TASK OBJECTIVE:
Your task is to repeat all of the material exactly.

LISTED ENTRIES:

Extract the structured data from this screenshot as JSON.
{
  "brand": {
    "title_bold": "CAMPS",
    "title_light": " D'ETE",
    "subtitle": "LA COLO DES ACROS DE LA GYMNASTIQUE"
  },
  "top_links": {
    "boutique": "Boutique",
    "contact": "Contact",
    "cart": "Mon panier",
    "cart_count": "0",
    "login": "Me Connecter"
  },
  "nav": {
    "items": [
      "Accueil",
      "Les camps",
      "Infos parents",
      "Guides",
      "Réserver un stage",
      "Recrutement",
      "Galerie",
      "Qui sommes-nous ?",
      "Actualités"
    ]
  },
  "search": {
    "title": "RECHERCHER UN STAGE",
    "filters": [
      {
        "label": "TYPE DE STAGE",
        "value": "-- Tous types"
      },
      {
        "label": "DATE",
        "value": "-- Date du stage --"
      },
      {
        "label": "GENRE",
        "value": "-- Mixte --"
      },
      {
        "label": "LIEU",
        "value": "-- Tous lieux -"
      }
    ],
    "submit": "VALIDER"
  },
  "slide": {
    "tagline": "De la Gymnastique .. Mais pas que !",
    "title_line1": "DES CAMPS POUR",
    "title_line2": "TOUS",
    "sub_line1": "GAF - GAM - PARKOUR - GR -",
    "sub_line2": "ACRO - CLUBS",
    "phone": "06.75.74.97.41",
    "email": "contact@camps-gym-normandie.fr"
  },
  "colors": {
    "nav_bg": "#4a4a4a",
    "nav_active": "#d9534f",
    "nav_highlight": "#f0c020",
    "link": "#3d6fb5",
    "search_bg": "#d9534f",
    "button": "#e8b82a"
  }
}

SOLVED PROBLEM:
Extract the structured data from this screenshot as JSON.
{
  "brand": {
    "title_bold": "CAMPS",
    "title_light": " D'ETE",
    "subtitle": "LA COLO DES ACROS DE LA GYMNASTIQUE"
  },
  "top_links": {
    "boutique": "Boutique",
    "contact": "Contact",
    "cart": "Mon panier",
    "cart_count": "0",
    "login": "Me Connecter"
  },
  "nav": {
    "items": [
      "Accueil",
      "Les camps",
      "Infos parents",
      "Guides",
      "Réserver un stage",
      "Recrutement",
      "Galerie",
      "Qui sommes-nous ?",
      "Actualités"
    ]
  },
  "search": {
    "title": "RECHERCHER UN STAGE",
    "filters": [
      {
        "label": "TYPE DE STAGE",
        "value": "-- Tous types"
      },
      {
        "label": "DATE",
        "value": "-- Date du stage --"
      },
      {
        "label": "GENRE",
        "value": "-- Mixte --"
      },
      {
        "label": "LIEU",
        "value": "-- Tous lieux -"
      }
    ],
    "submit": "VALIDER"
  },
  "slide": {
    "tagline": "De la Gymnastique .. Mais pas que !",
    "title_line1": "DES CAMPS POUR",
    "title_line2": "TOUS",
    "sub_line1": "GAF - GAM - PARKOUR - GR -",
    "sub_line2": "ACRO - CLUBS",
    "phone": "06.75.74.97.41",
    "email": "contact@camps-gym-normandie.fr"
  },
  "colors": {
    "nav_bg": "#4a4a4a",
    "nav_active": "#d9534f",
    "nav_highlight": "#f0c020",
    "link": "#3d6fb5",
    "search_bg": "#d9534f",
    "button": "#e8b82a"
  }
}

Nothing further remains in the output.